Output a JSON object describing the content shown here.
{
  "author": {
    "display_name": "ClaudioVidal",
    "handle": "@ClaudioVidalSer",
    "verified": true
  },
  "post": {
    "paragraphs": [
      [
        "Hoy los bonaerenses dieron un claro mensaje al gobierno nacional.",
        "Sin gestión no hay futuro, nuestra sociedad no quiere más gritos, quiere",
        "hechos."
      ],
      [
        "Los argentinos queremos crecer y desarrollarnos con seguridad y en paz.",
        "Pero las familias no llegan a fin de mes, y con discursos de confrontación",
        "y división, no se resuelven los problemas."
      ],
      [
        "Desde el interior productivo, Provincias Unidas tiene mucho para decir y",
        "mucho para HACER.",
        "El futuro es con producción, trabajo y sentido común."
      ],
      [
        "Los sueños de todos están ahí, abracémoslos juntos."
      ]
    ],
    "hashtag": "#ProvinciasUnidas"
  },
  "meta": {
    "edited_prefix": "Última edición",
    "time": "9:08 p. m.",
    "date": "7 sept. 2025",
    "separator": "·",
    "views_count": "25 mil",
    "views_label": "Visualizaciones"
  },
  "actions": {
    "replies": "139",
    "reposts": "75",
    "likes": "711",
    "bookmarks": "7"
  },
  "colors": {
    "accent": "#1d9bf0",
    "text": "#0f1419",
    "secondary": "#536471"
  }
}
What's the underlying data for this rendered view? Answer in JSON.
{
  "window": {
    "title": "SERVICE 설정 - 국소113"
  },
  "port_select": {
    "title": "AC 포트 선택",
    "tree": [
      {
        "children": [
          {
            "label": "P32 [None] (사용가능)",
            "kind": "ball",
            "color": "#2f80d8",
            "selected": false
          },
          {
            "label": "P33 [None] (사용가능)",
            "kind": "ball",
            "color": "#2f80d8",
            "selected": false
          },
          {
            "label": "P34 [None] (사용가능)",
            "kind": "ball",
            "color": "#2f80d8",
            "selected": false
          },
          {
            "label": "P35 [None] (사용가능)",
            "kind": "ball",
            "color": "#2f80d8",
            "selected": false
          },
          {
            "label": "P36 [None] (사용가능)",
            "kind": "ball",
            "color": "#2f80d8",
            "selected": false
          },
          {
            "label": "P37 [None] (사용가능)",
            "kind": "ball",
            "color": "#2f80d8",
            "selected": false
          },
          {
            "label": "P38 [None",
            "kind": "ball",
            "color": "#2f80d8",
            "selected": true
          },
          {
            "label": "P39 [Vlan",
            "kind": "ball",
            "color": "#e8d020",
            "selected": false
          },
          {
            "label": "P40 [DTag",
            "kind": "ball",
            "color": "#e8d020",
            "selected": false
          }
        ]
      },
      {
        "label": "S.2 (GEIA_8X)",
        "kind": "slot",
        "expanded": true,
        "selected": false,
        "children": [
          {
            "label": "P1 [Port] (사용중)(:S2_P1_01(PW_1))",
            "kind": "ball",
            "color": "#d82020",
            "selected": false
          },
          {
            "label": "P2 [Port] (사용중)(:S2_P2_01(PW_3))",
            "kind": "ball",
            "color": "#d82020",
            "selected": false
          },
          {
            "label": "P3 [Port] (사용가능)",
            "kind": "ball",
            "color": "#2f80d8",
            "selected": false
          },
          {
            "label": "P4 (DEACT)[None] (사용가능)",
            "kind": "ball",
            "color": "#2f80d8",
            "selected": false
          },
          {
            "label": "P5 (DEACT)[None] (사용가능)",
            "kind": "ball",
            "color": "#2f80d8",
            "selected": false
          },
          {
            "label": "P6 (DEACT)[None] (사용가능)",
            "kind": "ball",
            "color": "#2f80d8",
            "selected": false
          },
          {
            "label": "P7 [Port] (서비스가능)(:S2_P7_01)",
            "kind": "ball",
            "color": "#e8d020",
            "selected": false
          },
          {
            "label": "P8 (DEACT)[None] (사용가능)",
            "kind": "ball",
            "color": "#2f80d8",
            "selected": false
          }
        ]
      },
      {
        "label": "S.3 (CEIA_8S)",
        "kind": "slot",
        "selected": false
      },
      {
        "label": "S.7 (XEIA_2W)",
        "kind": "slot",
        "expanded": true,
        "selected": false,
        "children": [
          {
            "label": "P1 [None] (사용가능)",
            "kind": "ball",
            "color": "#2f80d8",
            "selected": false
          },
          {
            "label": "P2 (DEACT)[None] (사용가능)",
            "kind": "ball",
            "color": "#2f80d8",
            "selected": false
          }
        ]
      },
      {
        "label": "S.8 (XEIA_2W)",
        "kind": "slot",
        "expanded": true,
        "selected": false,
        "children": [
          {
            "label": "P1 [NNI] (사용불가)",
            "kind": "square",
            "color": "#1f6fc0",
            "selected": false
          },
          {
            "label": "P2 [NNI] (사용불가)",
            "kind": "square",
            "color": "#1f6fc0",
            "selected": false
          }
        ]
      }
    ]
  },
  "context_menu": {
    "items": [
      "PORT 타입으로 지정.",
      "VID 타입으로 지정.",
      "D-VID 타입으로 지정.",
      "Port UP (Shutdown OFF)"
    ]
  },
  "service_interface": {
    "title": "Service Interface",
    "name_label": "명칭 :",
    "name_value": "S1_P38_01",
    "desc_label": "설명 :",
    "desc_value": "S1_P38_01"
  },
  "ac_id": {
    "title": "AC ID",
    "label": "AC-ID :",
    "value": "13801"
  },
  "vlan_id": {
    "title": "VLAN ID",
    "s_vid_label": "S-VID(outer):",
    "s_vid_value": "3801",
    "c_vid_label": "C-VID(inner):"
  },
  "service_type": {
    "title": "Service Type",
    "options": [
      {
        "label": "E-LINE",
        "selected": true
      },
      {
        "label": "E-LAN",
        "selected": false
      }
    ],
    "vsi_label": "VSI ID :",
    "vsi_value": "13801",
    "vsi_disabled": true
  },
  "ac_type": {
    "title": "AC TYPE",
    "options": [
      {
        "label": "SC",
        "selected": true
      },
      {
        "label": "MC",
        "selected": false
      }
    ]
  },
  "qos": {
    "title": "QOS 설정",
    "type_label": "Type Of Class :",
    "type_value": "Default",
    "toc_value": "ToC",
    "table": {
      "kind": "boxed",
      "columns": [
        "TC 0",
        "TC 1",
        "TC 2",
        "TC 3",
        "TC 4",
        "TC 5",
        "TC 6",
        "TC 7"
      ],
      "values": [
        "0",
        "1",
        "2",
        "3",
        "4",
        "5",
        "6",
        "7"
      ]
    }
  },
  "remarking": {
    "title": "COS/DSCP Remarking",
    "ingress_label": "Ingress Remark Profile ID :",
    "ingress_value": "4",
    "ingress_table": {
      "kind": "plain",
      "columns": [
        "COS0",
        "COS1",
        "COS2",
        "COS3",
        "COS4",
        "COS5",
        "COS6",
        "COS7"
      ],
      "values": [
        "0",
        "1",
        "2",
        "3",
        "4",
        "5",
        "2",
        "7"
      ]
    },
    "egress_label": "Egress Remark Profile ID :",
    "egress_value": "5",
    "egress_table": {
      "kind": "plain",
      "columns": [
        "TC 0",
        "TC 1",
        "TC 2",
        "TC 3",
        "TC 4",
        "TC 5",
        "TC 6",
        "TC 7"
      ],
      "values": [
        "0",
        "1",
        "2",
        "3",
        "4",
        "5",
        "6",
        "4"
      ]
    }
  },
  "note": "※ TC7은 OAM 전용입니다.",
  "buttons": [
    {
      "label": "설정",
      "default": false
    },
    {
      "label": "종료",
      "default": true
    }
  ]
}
----------
[Your objective]
All records above must be set down exactly, please.

[Task response]
Output a JSON object describing the content shown here.
{
  "author": {
    "display_name": "ClaudioVidal",
    "handle": "@ClaudioVidalSer",
    "verified": true
  },
  "post": {
    "paragraphs": [
      [
        "Hoy los bonaerenses dieron un claro mensaje al gobierno nacional.",
        "Sin gestión no hay futuro, nuestra sociedad no quiere más gritos, quiere",
        "hechos."
      ],
      [
        "Los argentinos queremos crecer y desarrollarnos con seguridad y en paz.",
        "Pero las familias no llegan a fin de mes, y con discursos de confrontación",
        "y división, no se resuelven los problemas."
      ],
      [
        "Desde el interior productivo, Provincias Unidas tiene mucho para decir y",
        "mucho para HACER.",
        "El futuro es con producción, trabajo y sentido común."
      ],
      [
        "Los sueños de todos están ahí, abracémoslos juntos."
      ]
    ],
    "hashtag": "#ProvinciasUnidas"
  },
  "meta": {
    "edited_prefix": "Última edición",
    "time": "9:08 p. m.",
    "date": "7 sept. 2025",
    "separator": "·",
    "views_count": "25 mil",
    "views_label": "Visualizaciones"
  },
  "actions": {
    "replies": "139",
    "reposts": "75",
    "likes": "711",
    "bookmarks": "7"
  },
  "colors": {
    "accent": "#1d9bf0",
    "text": "#0f1419",
    "secondary": "#536471"
  }
}
What's the underlying data for this rendered view? Answer in JSON.
{
  "window": {
    "title": "SERVICE 설정 - 국소113"
  },
  "port_select": {
    "title": "AC 포트 선택",
    "tree": [
      {
        "children": [
          {
            "label": "P32 [None] (사용가능)",
            "kind": "ball",
            "color": "#2f80d8",
            "selected": false
          },
          {
            "label": "P33 [None] (사용가능)",
            "kind": "ball",
            "color": "#2f80d8",
            "selected": false
          },
          {
            "label": "P34 [None] (사용가능)",
            "kind": "ball",
            "color": "#2f80d8",
            "selected": false
          },
          {
            "label": "P35 [None] (사용가능)",
            "kind": "ball",
            "color": "#2f80d8",
            "selected": false
          },
          {
            "label": "P36 [None] (사용가능)",
            "kind": "ball",
            "color": "#2f80d8",
            "selected": false
          },
          {
            "label": "P37 [None] (사용가능)",
            "kind": "ball",
            "color": "#2f80d8",
            "selected": false
          },
          {
            "label": "P38 [None",
            "kind": "ball",
            "color": "#2f80d8",
            "selected": true
          },
          {
            "label": "P39 [Vlan",
            "kind": "ball",
            "color": "#e8d020",
            "selected": false
          },
          {
            "label": "P40 [DTag",
            "kind": "ball",
            "color": "#e8d020",
            "selected": false
          }
        ]
      },
      {
        "label": "S.2 (GEIA_8X)",
        "kind": "slot",
        "expanded": true,
        "selected": false,
        "children": [
          {
            "label": "P1 [Port] (사용중)(:S2_P1_01(PW_1))",
            "kind": "ball",
            "color": "#d82020",
            "selected": false
          },
          {
            "label": "P2 [Port] (사용중)(:S2_P2_01(PW_3))",
            "kind": "ball",
            "color": "#d82020",
            "selected": false
          },
          {
            "label": "P3 [Port] (사용가능)",
            "kind": "ball",
            "color": "#2f80d8",
            "selected": false
          },
          {
            "label": "P4 (DEACT)[None] (사용가능)",
            "kind": "ball",
            "color": "#2f80d8",
            "selected": false
          },
          {
            "label": "P5 (DEACT)[None] (사용가능)",
            "kind": "ball",
            "color": "#2f80d8",
            "selected": false
          },
          {
            "label": "P6 (DEACT)[None] (사용가능)",
            "kind": "ball",
            "color": "#2f80d8",
            "selected": false
          },
          {
            "label": "P7 [Port] (서비스가능)(:S2_P7_01)",
            "kind": "ball",
            "color": "#e8d020",
            "selected": false
          },
          {
            "label": "P8 (DEACT)[None] (사용가능)",
            "kind": "ball",
            "color": "#2f80d8",
            "selected": false
          }
        ]
      },
      {
        "label": "S.3 (CEIA_8S)",
        "kind": "slot",
        "selected": false
      },
      {
        "label": "S.7 (XEIA_2W)",
        "kind": "slot",
        "expanded": true,
        "selected": false,
        "children": [
          {
            "label": "P1 [None] (사용가능)",
            "kind": "ball",
            "color": "#2f80d8",
            "selected": false
          },
          {
            "label": "P2 (DEACT)[None] (사용가능)",
            "kind": "ball",
            "color": "#2f80d8",
            "selected": false
          }
        ]
      },
      {
        "label": "S.8 (XEIA_2W)",
        "kind": "slot",
        "expanded": true,
        "selected": false,
        "children": [
          {
            "label": "P1 [NNI] (사용불가)",
            "kind": "square",
            "color": "#1f6fc0",
            "selected": false
          },
          {
            "label": "P2 [NNI] (사용불가)",
            "kind": "square",
            "color": "#1f6fc0",
            "selected": false
          }
        ]
      }
    ]
  },
  "context_menu": {
    "items": [
      "PORT 타입으로 지정.",
      "VID 타입으로 지정.",
      "D-VID 타입으로 지정.",
      "Port UP (Shutdown OFF)"
    ]
  },
  "service_interface": {
    "title": "Service Interface",
    "name_label": "명칭 :",
    "name_value": "S1_P38_01",
    "desc_label": "설명 :",
    "desc_value": "S1_P38_01"
  },
  "ac_id": {
    "title": "AC ID",
    "label": "AC-ID :",
    "value": "13801"
  },
  "vlan_id": {
    "title": "VLAN ID",
    "s_vid_label": "S-VID(outer):",
    "s_vid_value": "3801",
    "c_vid_label": "C-VID(inner):"
  },
  "service_type": {
    "title": "Service Type",
    "options": [
      {
        "label": "E-LINE",
        "selected": true
      },
      {
        "label": "E-LAN",
        "selected": false
      }
    ],
    "vsi_label": "VSI ID :",
    "vsi_value": "13801",
    "vsi_disabled": true
  },
  "ac_type": {
    "title": "AC TYPE",
    "options": [
      {
        "label": "SC",
        "selected": true
      },
      {
        "label": "MC",
        "selected": false
      }
    ]
  },
  "qos": {
    "title": "QOS 설정",
    "type_label": "Type Of Class :",
    "type_value": "Default",
    "toc_value": "ToC",
    "table": {
      "kind": "boxed",
      "columns": [
        "TC 0",
        "TC 1",
        "TC 2",
        "TC 3",
        "TC 4",
        "TC 5",
        "TC 6",
        "TC 7"
      ],
      "values": [
        "0",
        "1",
        "2",
        "3",
        "4",
        "5",
        "6",
        "7"
      ]
    }
  },
  "remarking": {
    "title": "COS/DSCP Remarking",
    "ingress_label": "Ingress Remark Profile ID :",
    "ingress_value": "4",
    "ingress_table": {
      "kind": "plain",
      "columns": [
        "COS0",
        "COS1",
        "COS2",
        "COS3",
        "COS4",
        "COS5",
        "COS6",
        "COS7"
      ],
      "values": [
        "0",
        "1",
        "2",
        "3",
        "4",
        "5",
        "2",
        "7"
      ]
    },
    "egress_label": "Egress Remark Profile ID :",
    "egress_value": "5",
    "egress_table": {
      "kind": "plain",
      "columns": [
        "TC 0",
        "TC 1",
        "TC 2",
        "TC 3",
        "TC 4",
        "TC 5",
        "TC 6",
        "TC 7"
      ],
      "values": [
        "0",
        "1",
        "2",
        "3",
        "4",
        "5",
        "6",
        "4"
      ]
    }
  },
  "note": "※ TC7은 OAM 전용입니다.",
  "buttons": [
    {
      "label": "설정",
      "default": false
    },
    {
      "label": "종료",
      "default": true
    }
  ]
}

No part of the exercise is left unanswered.